▶ **DATA SHOWN**
※ ※ ※

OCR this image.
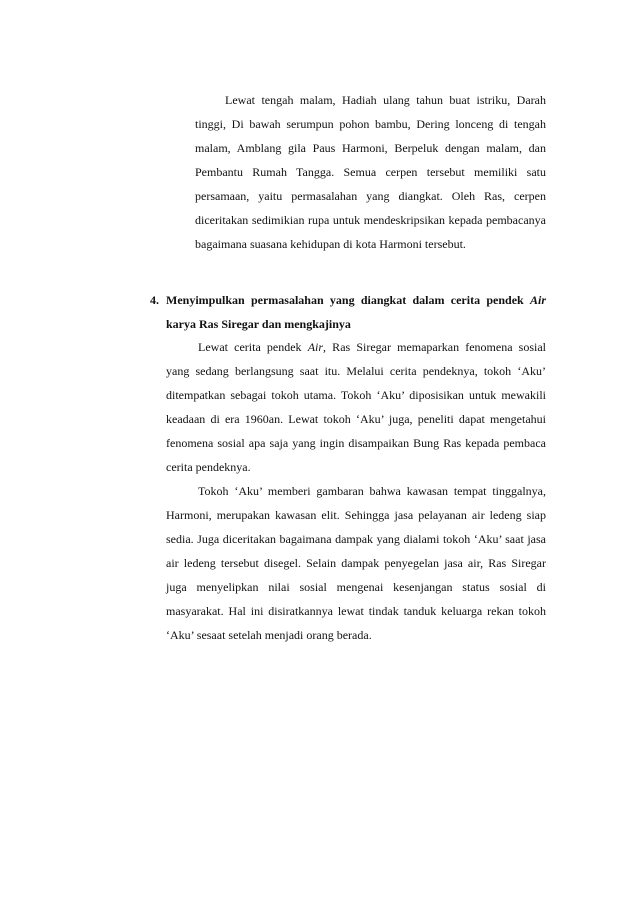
Lewat tengah malam, Hadiah ulang tahun buat istriku, Darah tinggi, Di bawah serumpun pohon bambu, Dering lonceng di tengah malam, Amblang gila Paus Harmoni, Berpeluk dengan malam, dan Pembantu Rumah Tangga. Semua cerpen tersebut memiliki satu persamaan, yaitu permasalahan yang diangkat. Oleh Ras, cerpen diceritakan sedimikian rupa untuk mendeskripsikan kepada pembacanya bagaimana suasana kehidupan di kota Harmoni tersebut.

4. Menyimpulkan permasalahan yang diangkat dalam cerita pendek Air karya Ras Siregar dan mengkajinya

Lewat cerita pendek Air, Ras Siregar memaparkan fenomena sosial yang sedang berlangsung saat itu. Melalui cerita pendeknya, tokoh ‘Aku’ ditempatkan sebagai tokoh utama. Tokoh ‘Aku’ diposisikan untuk mewakili keadaan di era 1960an. Lewat tokoh ‘Aku’ juga, peneliti dapat mengetahui fenomena sosial apa saja yang ingin disampaikan Bung Ras kepada pembaca cerita pendeknya.

Tokoh ‘Aku’ memberi gambaran bahwa kawasan tempat tinggalnya, Harmoni, merupakan kawasan elit. Sehingga jasa pelayanan air ledeng siap sedia. Juga diceritakan bagaimana dampak yang dialami tokoh ‘Aku’ saat jasa air ledeng tersebut disegel. Selain dampak penyegelan jasa air, Ras Siregar juga menyelipkan nilai sosial mengenai kesenjangan status sosial di masyarakat. Hal ini disiratkannya lewat tindak tanduk keluarga rekan tokoh ‘Aku’ sesaat setelah menjadi orang berada.
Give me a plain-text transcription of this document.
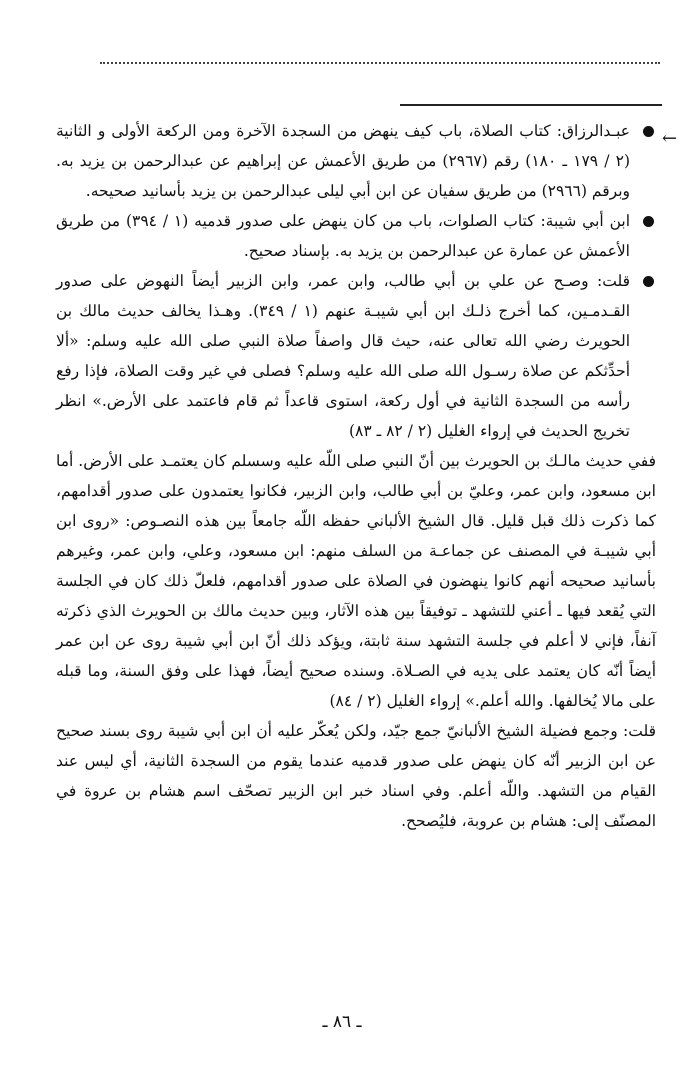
←

عبـدالرزاق: كتاب الصلاة، باب كيف ينهض من السجدة الآخرة ومن الركعة الأولى و الثانية (٢ / ١٧٩ ـ ١٨٠) رقم (٢٩٦٧) من طريق الأعمش عن إبراهيم عن عبدالرحمن بن يزيد به. وبرقم (٢٩٦٦) من طريق سفيان عن ابن أبي ليلى عبدالرحمن بن يزيد بأسانيد صحيحه.

ابن أبي شيبة: كتاب الصلوات، باب من كان ينهض على صدور قدميه (١ / ٣٩٤) من طريق الأعمش عن عمارة عن عبدالرحمن بن يزيد به. بإسناد صحيح.

قلت: وصـح عن علي بن أبي طالب، وابن عمر، وابن الزبير أيضاً النهوض على صدور القـدمـين، كما أخرج ذلـك ابن أبي شيبـة عنهم (١ / ٣٤٩). وهـذا يخالف حديث مالك بن الحويرث رضي الله تعالى عنه، حيث قال واصفاً صلاة النبي صلى الله عليه وسلم: «ألا أحدِّثكم عن صلاة رسـول الله صلى الله عليه وسلم؟ فصلى في غير وقت الصلاة، فإذا رفع رأسه من السجدة الثانية في أول ركعة، استوى قاعداً ثم قام فاعتمد على الأرض.» انظر تخريج الحديث في إرواء الغليل (٢ / ٨٢ ـ ٨٣)

ففي حديث مالـك بن الحويرث بين أنّ النبي صلى اللّه عليه وسسلم كان يعتمـد على الأرض. أما ابن مسعود، وابن عمر، وعليّ بن أبي طالب، وابن الزبير، فكانوا يعتمدون على صدور أقدامهم، كما ذكرت ذلك قبل قليل. قال الشيخ الألباني حفظه اللّه جامعاً بين هذه النصـوص: «روى ابن أبي شيبـة في المصنف عن جماعـة من السلف منهم: ابن مسعود، وعلي، وابن عمر، وغيرهم بأسانيد صحيحه أنهم كانوا ينهضون في الصلاة على صدور أقدامهم، فلعلّ ذلك كان في الجلسة التي يُقعد فيها ـ أعني للتشهد ـ توفيقاً بين هذه الآثار، وبين حديث مالك بن الحويرث الذي ذكرته آنفاً، فإني لا أعلم في جلسة التشهد سنة ثابتة، ويؤكد ذلك أنّ ابن أبي شيبة روى عن ابن عمر أيضاً أنّه كان يعتمد على يديه في الصـلاة. وسنده صحيح أيضاً، فهذا على وفق السنة، وما قبله على مالا يُخالفها. والله أعلم.» إرواء الغليل (٢ / ٨٤)

قلت: وجمع فضيلة الشيخ الألبانيّ جمع جيّد، ولكن يُعكّر عليه أن ابن أبي شيبة روى بسند صحيح عن ابن الزبير أنّه كان ينهض على صدور قدميه عندما يقوم من السجدة الثانية، أي ليس عند القيام من التشهد. واللّه أعلم. وفي اسناد خبر ابن الزبير تصحّف اسم هشام بن عروة في المصنّف إلى: هشام بن عروبة، فليُصحح.

ـ ٨٦ ـ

※ ※ ※

▶ **TASK DESCRIPTION**
Transcribe every entry word for word, but skip the pictures.

▶ **WRITTEN RESPONSE**
OCR this image.
Lewat tengah malam, Hadiah ulang tahun buat istriku, Darah tinggi, Di bawah serumpun pohon bambu, Dering lonceng di tengah malam, Amblang gila Paus Harmoni, Berpeluk dengan malam, dan Pembantu Rumah Tangga. Semua cerpen tersebut memiliki satu persamaan, yaitu permasalahan yang diangkat. Oleh Ras, cerpen diceritakan sedimikian rupa untuk mendeskripsikan kepada pembacanya bagaimana suasana kehidupan di kota Harmoni tersebut.

4. Menyimpulkan permasalahan yang diangkat dalam cerita pendek Air karya Ras Siregar dan mengkajinya

Lewat cerita pendek Air, Ras Siregar memaparkan fenomena sosial yang sedang berlangsung saat itu. Melalui cerita pendeknya, tokoh ‘Aku’ ditempatkan sebagai tokoh utama. Tokoh ‘Aku’ diposisikan untuk mewakili keadaan di era 1960an. Lewat tokoh ‘Aku’ juga, peneliti dapat mengetahui fenomena sosial apa saja yang ingin disampaikan Bung Ras kepada pembaca cerita pendeknya.

Tokoh ‘Aku’ memberi gambaran bahwa kawasan tempat tinggalnya, Harmoni, merupakan kawasan elit. Sehingga jasa pelayanan air ledeng siap sedia. Juga diceritakan bagaimana dampak yang dialami tokoh ‘Aku’ saat jasa air ledeng tersebut disegel. Selain dampak penyegelan jasa air, Ras Siregar juga menyelipkan nilai sosial mengenai kesenjangan status sosial di masyarakat. Hal ini disiratkannya lewat tindak tanduk keluarga rekan tokoh ‘Aku’ sesaat setelah menjadi orang berada.
Give me a plain-text transcription of this document.
←

عبـدالرزاق: كتاب الصلاة، باب كيف ينهض من السجدة الآخرة ومن الركعة الأولى و الثانية (٢ / ١٧٩ ـ ١٨٠) رقم (٢٩٦٧) من طريق الأعمش عن إبراهيم عن عبدالرحمن بن يزيد به. وبرقم (٢٩٦٦) من طريق سفيان عن ابن أبي ليلى عبدالرحمن بن يزيد بأسانيد صحيحه.

ابن أبي شيبة: كتاب الصلوات، باب من كان ينهض على صدور قدميه (١ / ٣٩٤) من طريق الأعمش عن عمارة عن عبدالرحمن بن يزيد به. بإسناد صحيح.

قلت: وصـح عن علي بن أبي طالب، وابن عمر، وابن الزبير أيضاً النهوض على صدور القـدمـين، كما أخرج ذلـك ابن أبي شيبـة عنهم (١ / ٣٤٩). وهـذا يخالف حديث مالك بن الحويرث رضي الله تعالى عنه، حيث قال واصفاً صلاة النبي صلى الله عليه وسلم: «ألا أحدِّثكم عن صلاة رسـول الله صلى الله عليه وسلم؟ فصلى في غير وقت الصلاة، فإذا رفع رأسه من السجدة الثانية في أول ركعة، استوى قاعداً ثم قام فاعتمد على الأرض.» انظر تخريج الحديث في إرواء الغليل (٢ / ٨٢ ـ ٨٣)

ففي حديث مالـك بن الحويرث بين أنّ النبي صلى اللّه عليه وسسلم كان يعتمـد على الأرض. أما ابن مسعود، وابن عمر، وعليّ بن أبي طالب، وابن الزبير، فكانوا يعتمدون على صدور أقدامهم، كما ذكرت ذلك قبل قليل. قال الشيخ الألباني حفظه اللّه جامعاً بين هذه النصـوص: «روى ابن أبي شيبـة في المصنف عن جماعـة من السلف منهم: ابن مسعود، وعلي، وابن عمر، وغيرهم بأسانيد صحيحه أنهم كانوا ينهضون في الصلاة على صدور أقدامهم، فلعلّ ذلك كان في الجلسة التي يُقعد فيها ـ أعني للتشهد ـ توفيقاً بين هذه الآثار، وبين حديث مالك بن الحويرث الذي ذكرته آنفاً، فإني لا أعلم في جلسة التشهد سنة ثابتة، ويؤكد ذلك أنّ ابن أبي شيبة روى عن ابن عمر أيضاً أنّه كان يعتمد على يديه في الصـلاة. وسنده صحيح أيضاً، فهذا على وفق السنة، وما قبله على مالا يُخالفها. والله أعلم.» إرواء الغليل (٢ / ٨٤)

قلت: وجمع فضيلة الشيخ الألبانيّ جمع جيّد، ولكن يُعكّر عليه أن ابن أبي شيبة روى بسند صحيح عن ابن الزبير أنّه كان ينهض على صدور قدميه عندما يقوم من السجدة الثانية، أي ليس عند القيام من التشهد. واللّه أعلم. وفي اسناد خبر ابن الزبير تصحّف اسم هشام بن عروة في المصنّف إلى: هشام بن عروبة، فليُصحح.

ـ ٨٦ ـ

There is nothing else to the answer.